### Data excerpts
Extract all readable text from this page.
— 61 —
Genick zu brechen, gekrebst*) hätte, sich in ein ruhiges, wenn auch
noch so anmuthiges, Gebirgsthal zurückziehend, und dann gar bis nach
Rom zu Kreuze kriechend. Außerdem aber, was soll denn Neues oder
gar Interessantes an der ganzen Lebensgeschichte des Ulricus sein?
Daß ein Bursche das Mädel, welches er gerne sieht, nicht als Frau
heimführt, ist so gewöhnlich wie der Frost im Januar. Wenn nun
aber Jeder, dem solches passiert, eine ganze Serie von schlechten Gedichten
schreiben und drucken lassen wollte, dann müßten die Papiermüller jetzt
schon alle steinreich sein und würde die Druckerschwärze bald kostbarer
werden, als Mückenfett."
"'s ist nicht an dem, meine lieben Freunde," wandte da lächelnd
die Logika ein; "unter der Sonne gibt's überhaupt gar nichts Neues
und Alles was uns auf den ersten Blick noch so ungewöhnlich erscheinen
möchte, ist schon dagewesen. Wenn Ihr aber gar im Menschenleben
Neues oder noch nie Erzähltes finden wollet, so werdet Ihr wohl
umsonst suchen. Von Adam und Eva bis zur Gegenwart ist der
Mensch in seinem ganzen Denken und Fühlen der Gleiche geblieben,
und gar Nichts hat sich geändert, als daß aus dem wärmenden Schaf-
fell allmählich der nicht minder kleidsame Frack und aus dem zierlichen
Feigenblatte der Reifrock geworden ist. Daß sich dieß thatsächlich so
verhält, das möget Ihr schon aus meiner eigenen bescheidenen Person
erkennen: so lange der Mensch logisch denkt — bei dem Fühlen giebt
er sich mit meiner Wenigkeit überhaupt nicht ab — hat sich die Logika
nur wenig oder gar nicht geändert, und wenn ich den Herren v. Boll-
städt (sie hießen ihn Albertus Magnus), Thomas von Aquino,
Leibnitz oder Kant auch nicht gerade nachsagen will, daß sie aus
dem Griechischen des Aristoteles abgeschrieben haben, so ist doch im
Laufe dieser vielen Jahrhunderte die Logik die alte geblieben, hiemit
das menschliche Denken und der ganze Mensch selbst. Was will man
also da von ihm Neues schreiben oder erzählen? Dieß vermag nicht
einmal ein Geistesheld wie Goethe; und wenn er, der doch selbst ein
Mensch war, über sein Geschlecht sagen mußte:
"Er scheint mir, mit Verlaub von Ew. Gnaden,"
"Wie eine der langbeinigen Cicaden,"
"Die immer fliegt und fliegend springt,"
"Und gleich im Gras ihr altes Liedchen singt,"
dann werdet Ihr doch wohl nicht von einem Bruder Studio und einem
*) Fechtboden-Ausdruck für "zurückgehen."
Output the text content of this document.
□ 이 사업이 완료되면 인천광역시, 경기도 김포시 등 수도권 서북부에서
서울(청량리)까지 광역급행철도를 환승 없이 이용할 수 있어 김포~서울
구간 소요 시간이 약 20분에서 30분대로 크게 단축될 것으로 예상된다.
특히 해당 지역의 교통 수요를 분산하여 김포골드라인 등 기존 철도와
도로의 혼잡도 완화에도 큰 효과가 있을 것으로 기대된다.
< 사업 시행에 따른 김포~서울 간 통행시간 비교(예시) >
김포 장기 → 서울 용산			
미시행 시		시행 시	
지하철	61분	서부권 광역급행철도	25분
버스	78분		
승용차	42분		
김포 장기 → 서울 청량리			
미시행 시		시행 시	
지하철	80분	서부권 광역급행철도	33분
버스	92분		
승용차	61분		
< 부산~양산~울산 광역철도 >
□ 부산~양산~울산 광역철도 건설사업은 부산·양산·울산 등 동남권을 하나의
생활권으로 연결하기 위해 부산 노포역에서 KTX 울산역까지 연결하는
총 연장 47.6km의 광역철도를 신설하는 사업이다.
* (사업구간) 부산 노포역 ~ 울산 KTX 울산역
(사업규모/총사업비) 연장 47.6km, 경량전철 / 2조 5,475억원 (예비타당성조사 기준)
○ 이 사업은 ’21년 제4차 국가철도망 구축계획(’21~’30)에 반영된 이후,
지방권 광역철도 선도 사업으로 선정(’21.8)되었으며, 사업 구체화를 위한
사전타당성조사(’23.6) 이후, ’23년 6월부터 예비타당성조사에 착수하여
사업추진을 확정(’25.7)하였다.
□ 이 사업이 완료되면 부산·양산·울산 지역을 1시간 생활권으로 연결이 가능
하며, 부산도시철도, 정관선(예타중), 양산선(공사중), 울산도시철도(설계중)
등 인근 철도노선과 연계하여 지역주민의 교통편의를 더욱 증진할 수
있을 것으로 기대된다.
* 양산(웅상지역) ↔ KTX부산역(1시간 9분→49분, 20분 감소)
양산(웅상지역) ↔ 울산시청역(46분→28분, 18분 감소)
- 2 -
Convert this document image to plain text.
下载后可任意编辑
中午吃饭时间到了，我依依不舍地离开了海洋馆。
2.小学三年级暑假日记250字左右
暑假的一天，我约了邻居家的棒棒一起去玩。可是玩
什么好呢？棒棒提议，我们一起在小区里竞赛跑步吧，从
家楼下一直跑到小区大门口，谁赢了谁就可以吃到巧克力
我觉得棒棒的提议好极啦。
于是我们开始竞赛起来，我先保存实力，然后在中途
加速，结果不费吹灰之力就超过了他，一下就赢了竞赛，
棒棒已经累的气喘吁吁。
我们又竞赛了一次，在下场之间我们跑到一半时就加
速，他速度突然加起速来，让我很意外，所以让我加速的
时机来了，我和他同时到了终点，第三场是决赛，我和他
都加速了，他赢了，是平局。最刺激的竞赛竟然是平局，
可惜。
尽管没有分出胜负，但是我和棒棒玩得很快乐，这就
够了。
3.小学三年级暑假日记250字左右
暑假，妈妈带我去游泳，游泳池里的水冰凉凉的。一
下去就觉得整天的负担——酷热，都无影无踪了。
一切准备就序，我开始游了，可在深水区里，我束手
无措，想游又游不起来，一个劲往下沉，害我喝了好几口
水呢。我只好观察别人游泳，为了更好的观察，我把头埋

### PROBLEM TO WORK ON
Return every line of the preceding records in which the word "geändert" appears.

### PROBLEM SOLUTION
und gar Nichts hat sich geändert, als daß aus dem wärmenden Schaf-
nur wenig oder gar nicht geändert, und wenn ich den Herren v. Boll-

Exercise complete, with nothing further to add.